Dataset records:

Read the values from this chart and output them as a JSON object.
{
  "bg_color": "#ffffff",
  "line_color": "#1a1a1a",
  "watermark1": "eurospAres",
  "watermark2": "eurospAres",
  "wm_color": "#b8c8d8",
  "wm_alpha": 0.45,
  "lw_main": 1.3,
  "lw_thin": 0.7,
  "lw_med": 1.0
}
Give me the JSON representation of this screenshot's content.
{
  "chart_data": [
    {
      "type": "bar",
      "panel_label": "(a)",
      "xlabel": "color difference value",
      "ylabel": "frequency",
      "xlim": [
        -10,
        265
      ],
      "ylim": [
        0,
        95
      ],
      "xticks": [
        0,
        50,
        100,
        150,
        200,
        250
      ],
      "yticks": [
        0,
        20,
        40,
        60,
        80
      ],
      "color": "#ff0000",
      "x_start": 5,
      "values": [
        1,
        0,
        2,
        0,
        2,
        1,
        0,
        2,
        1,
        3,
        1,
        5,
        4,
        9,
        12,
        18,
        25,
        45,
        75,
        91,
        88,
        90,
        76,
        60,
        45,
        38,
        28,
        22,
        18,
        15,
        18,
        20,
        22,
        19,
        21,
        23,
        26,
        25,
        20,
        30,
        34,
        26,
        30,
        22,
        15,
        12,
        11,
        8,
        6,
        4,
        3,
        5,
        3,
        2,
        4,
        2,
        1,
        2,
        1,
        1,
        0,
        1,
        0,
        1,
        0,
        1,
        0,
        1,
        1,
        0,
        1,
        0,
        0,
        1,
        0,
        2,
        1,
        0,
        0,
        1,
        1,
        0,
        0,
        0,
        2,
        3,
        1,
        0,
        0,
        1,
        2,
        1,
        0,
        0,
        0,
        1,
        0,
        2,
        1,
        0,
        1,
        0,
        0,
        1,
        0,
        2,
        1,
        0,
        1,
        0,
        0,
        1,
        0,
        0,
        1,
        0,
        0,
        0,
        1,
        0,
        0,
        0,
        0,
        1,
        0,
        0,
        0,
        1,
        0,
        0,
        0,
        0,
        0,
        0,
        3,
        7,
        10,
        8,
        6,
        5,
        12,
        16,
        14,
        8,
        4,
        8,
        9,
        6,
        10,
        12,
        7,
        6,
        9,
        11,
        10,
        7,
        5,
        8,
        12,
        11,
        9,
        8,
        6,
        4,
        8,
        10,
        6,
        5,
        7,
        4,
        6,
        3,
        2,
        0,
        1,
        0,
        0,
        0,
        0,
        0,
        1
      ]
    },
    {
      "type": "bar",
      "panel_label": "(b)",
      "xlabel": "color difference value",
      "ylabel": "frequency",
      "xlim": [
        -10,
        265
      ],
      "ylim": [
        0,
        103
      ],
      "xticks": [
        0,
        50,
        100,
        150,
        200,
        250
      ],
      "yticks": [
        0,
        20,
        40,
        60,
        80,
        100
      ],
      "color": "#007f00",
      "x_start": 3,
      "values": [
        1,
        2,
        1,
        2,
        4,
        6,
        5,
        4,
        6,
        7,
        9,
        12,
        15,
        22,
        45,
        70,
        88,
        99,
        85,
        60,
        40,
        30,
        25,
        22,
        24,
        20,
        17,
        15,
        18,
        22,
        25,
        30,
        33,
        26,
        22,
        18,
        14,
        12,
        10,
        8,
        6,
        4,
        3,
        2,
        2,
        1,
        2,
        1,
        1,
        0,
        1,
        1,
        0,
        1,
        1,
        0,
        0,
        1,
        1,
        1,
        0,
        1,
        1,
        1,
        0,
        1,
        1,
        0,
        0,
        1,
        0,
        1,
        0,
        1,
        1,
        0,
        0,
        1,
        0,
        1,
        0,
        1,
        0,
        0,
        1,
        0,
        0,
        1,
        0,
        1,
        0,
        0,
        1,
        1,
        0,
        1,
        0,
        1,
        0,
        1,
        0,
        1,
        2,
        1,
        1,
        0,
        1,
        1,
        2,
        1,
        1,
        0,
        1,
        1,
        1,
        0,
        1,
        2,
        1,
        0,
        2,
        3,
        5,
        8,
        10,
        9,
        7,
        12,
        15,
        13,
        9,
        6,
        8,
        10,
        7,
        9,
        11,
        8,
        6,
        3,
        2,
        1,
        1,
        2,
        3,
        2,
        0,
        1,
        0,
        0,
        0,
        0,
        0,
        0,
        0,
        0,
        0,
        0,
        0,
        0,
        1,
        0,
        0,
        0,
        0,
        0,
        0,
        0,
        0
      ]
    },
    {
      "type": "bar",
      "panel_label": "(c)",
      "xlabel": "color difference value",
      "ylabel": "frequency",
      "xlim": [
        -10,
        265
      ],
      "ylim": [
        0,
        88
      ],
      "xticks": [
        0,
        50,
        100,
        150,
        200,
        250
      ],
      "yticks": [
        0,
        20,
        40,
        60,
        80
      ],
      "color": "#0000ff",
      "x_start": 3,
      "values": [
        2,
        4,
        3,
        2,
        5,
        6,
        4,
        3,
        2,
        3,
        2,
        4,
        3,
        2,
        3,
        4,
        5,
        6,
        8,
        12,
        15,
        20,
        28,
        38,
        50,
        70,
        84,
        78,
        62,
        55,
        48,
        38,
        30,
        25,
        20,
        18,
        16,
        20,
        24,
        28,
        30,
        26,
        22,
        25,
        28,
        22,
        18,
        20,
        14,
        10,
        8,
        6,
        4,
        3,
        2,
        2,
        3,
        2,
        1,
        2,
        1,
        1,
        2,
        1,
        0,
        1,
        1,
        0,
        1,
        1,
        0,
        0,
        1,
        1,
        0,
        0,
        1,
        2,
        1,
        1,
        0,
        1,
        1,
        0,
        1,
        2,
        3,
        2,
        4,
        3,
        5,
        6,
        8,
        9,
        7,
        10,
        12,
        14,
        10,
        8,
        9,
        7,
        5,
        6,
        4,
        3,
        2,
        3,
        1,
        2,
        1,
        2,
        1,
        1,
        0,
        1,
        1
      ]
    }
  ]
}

Task directions: Gather up every line in the data above that contains the word "JSON", copying each one.

Full response:
Read the values from this chart and output them as a JSON object.
Give me the JSON representation of this screenshot's content.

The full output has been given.